- **ARTICLE**:
--

There are various other ways governments have interfered with the freedom to contract. People who enter into contracts are dictating the law for themselves; the law would be the terms of the contract. The government is constitutionally restrained from interfering unless there is a breach of contract or the essence of the contract is unlawful. One of the greatest assaults on contracts was in
Home Building & Loan Association v. Blaisdell
(1934). In response to the rise in defaults on mortgages during the Great Depression, Minnesota passed a statute in 1933 which extended the period during which borrowers could reclaim their property from foreclosure by their creditors. The precise question before the Court was whether the law violated the Contracts Clause of the Constitution (Article I, Section 10), which expressly prohibits states from “impairing the Obligation of Contracts”—here, lending agreements. The Court upheld the legislation on the grounds that the Contracts Clause was not intended to be absolute, and consequently a subjective showing of state emergency was sufficient to override the clear text of the Constitution.

--

- **AIM OF THE TASK**: In the passage on freedom of contract, what did the 1933 Minnesota statute extend?

--

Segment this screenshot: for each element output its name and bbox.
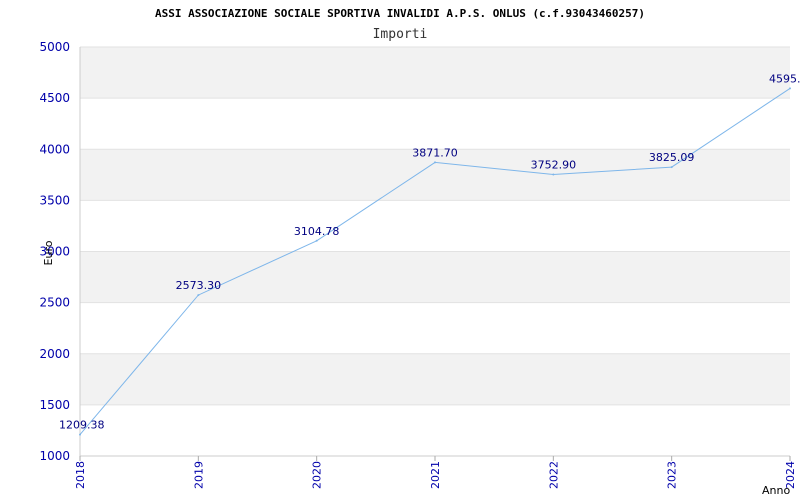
data-point [670,166,673,169]
data-label: 2573.30 [176,279,222,292]
grid-band [80,251,790,303]
x-tick-label: 2022 [547,461,560,489]
data-label: 4595.1 [769,72,800,85]
data-label: 1209.38 [59,419,105,432]
y-tick-label: 2500 [39,296,70,310]
x-tick-label: 2023 [666,461,679,489]
grid-band [80,302,790,354]
x-tick-label: 2020 [311,461,324,489]
y-axis-label: Euro [42,240,55,265]
x-tick-label: 2019 [192,461,205,489]
y-tick-label: 4000 [39,142,70,156]
y-tick-label: 1500 [39,398,70,412]
x-axis-ticks: 2018 2019 2020 2021 2022 2023 2024 [74,456,797,489]
x-tick-label: 2021 [429,461,442,489]
line-chart: ASSI ASSOCIAZIONE SOCIALE SPORTIVA INVAL… [39,7,800,497]
y-tick-label: 2000 [39,347,70,361]
grid-band [80,47,790,99]
data-label: 3752.90 [531,159,577,172]
grid-band [80,404,790,456]
y-tick-label: 1000 [39,449,70,463]
chart-subtitle: Importi [373,27,428,42]
grid-band [80,353,790,405]
data-point [552,173,555,176]
data-point [315,239,318,242]
data-label: 3871.70 [412,146,458,159]
data-point [789,87,791,90]
data-label: 3104.78 [294,225,340,238]
x-axis-label: Anno [762,484,790,497]
x-tick-label: 2018 [74,461,87,489]
y-tick-label: 3500 [39,193,70,207]
chart-title: ASSI ASSOCIAZIONE SOCIALE SPORTIVA INVAL… [155,7,645,20]
grid-band [80,98,790,150]
y-tick-label: 5000 [39,40,70,54]
y-tick-label: 4500 [39,91,70,105]
data-point [434,161,436,164]
data-label: 3825.09 [649,151,695,164]
data-point [197,294,200,297]
data-point [79,433,81,436]
grid-band [80,200,790,252]
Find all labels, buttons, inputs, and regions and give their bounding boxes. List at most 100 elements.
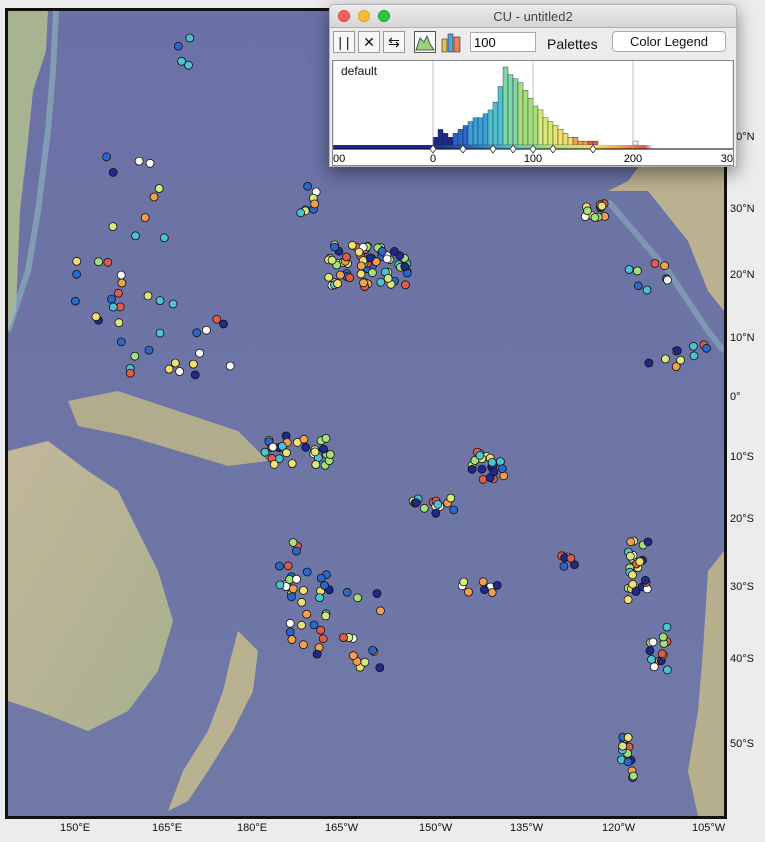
cross-icon[interactable]: ✕	[358, 31, 380, 53]
earthquake-point	[672, 346, 682, 356]
earthquake-point	[325, 450, 335, 459]
cu-window[interactable]: CU - untitled2 | | ✕ ⇆ Palettes Color Le…	[329, 4, 737, 167]
earthquake-point	[626, 537, 636, 547]
histogram-bar	[462, 125, 469, 146]
earthquake-point	[356, 269, 366, 279]
earthquake-point	[155, 296, 165, 306]
earthquake-point	[225, 361, 235, 371]
earthquake-point	[302, 567, 312, 577]
earthquake-point	[297, 597, 307, 607]
histogram-bars	[432, 66, 639, 146]
earthquake-point	[312, 649, 322, 659]
earthquake-point	[657, 649, 667, 659]
pipe-icon[interactable]: | |	[333, 31, 355, 53]
histogram-bar	[632, 140, 639, 146]
color-legend-button[interactable]: Color Legend	[612, 31, 726, 52]
earthquake-point	[633, 281, 643, 291]
histogram-bar	[532, 105, 539, 146]
earthquake-point	[647, 655, 656, 664]
earthquake-point	[299, 434, 309, 444]
value-input[interactable]	[470, 32, 536, 52]
earthquake-point	[131, 231, 140, 241]
earthquake-point	[303, 181, 313, 191]
earthquake-point	[365, 253, 375, 263]
earthquake-point	[467, 464, 477, 474]
histogram-icon[interactable]	[414, 31, 436, 53]
earthquake-point	[315, 593, 325, 602]
earthquake-point	[103, 257, 113, 267]
earthquake-point	[401, 280, 410, 290]
earthquake-point	[298, 640, 308, 650]
histogram-bar	[492, 101, 499, 146]
earthquake-point	[91, 312, 101, 322]
earthquake-point	[285, 627, 295, 637]
earthquake-point	[368, 646, 378, 655]
earthquake-point	[487, 588, 497, 597]
earthquake-point	[287, 459, 297, 469]
earthquake-point	[631, 587, 641, 596]
earthquake-point	[499, 471, 509, 481]
histogram-chart[interactable]: 00 0 100 200 30	[333, 61, 733, 165]
earthquake-point	[623, 595, 633, 605]
earthquake-point	[168, 299, 178, 309]
earthquake-point	[628, 570, 637, 580]
histogram-tick-label: 100	[524, 153, 542, 165]
earthquake-point	[345, 273, 355, 283]
earthquake-point	[108, 167, 118, 177]
latitude-tick-label: 30°S	[730, 581, 754, 593]
earthquake-point	[590, 213, 600, 222]
histogram-panel[interactable]: default 00 0 100 200 30	[332, 60, 734, 166]
earthquake-point	[676, 355, 685, 365]
earthquake-point	[297, 620, 307, 630]
earthquake-point	[339, 633, 348, 642]
histogram-bar	[457, 129, 464, 146]
earthquake-point	[377, 246, 387, 256]
earthquake-point	[170, 358, 180, 368]
histogram-bar	[432, 136, 439, 146]
latitude-tick-label: 50°S	[730, 738, 754, 750]
earthquake-point	[459, 577, 469, 587]
palettes-label[interactable]: Palettes	[547, 36, 598, 52]
earthquake-point	[382, 254, 392, 264]
bars-icon[interactable]	[441, 31, 463, 53]
latitude-tick-label: 10°N	[730, 332, 755, 344]
earthquake-point	[330, 242, 340, 252]
window-titlebar[interactable]: CU - untitled2	[330, 5, 736, 28]
earthquake-point	[360, 657, 370, 667]
earthquake-point	[478, 474, 488, 484]
histogram-bar	[567, 136, 574, 146]
earthquake-point	[195, 348, 205, 358]
longitude-tick-label: 180°E	[237, 822, 268, 834]
earthquake-point	[487, 457, 497, 467]
earthquake-point	[310, 199, 320, 209]
earthquake-point	[285, 618, 295, 628]
earthquake-point	[431, 508, 441, 518]
earthquake-point	[321, 433, 331, 443]
histogram-bar	[447, 136, 454, 146]
earthquake-point	[356, 261, 366, 271]
earthquake-point	[660, 261, 669, 271]
longitude-tick-label: 165°W	[325, 822, 359, 834]
earthquake-point	[94, 257, 103, 267]
earthquake-point	[376, 277, 386, 287]
histogram-bar	[577, 140, 584, 146]
latitude-tick-label: 30°N	[730, 203, 755, 215]
earthquake-point	[479, 585, 489, 595]
flip-icon[interactable]: ⇆	[383, 31, 405, 53]
earthquake-point	[316, 625, 326, 635]
earthquake-point	[302, 609, 312, 619]
histogram-bar	[582, 140, 589, 146]
earthquake-point	[319, 444, 328, 454]
earthquake-point	[348, 651, 358, 661]
earthquake-point	[372, 589, 382, 598]
earthquake-point	[497, 464, 507, 474]
histogram-bar	[517, 82, 524, 146]
histogram-bar	[572, 136, 579, 146]
earthquake-point	[411, 498, 421, 508]
earthquake-point	[108, 302, 118, 312]
earthquake-point	[268, 442, 278, 452]
earthquake-point	[301, 442, 311, 452]
earthquake-point	[661, 354, 670, 364]
earthquake-point	[316, 573, 326, 583]
earthquake-point	[649, 662, 659, 672]
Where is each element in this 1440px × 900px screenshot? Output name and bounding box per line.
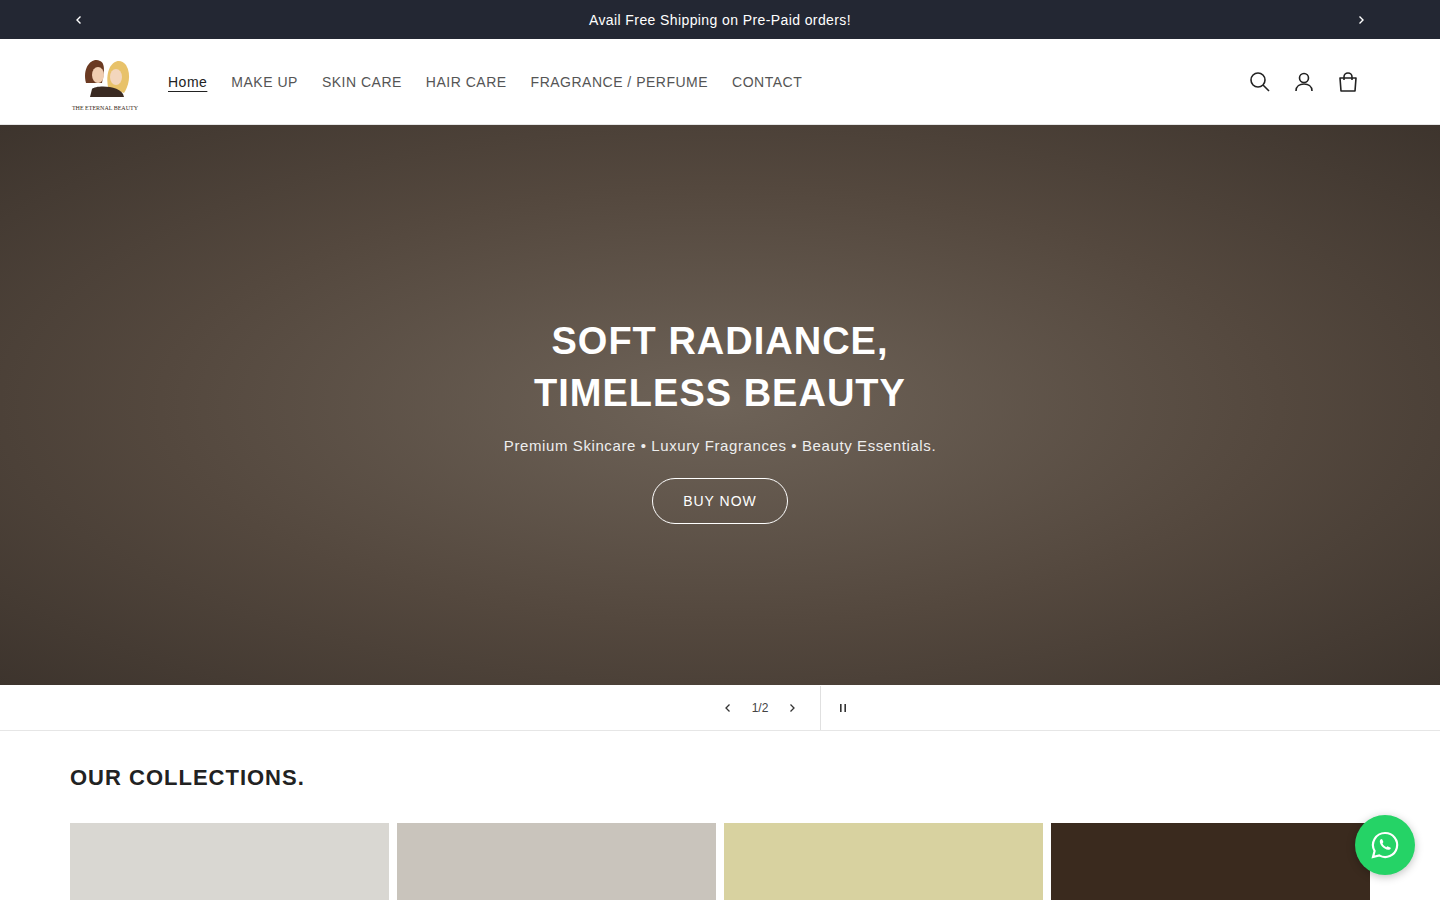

--

- **TASK SOLUTION**: It extended the period during which borrowers could reclaim their property from foreclosure by their creditors.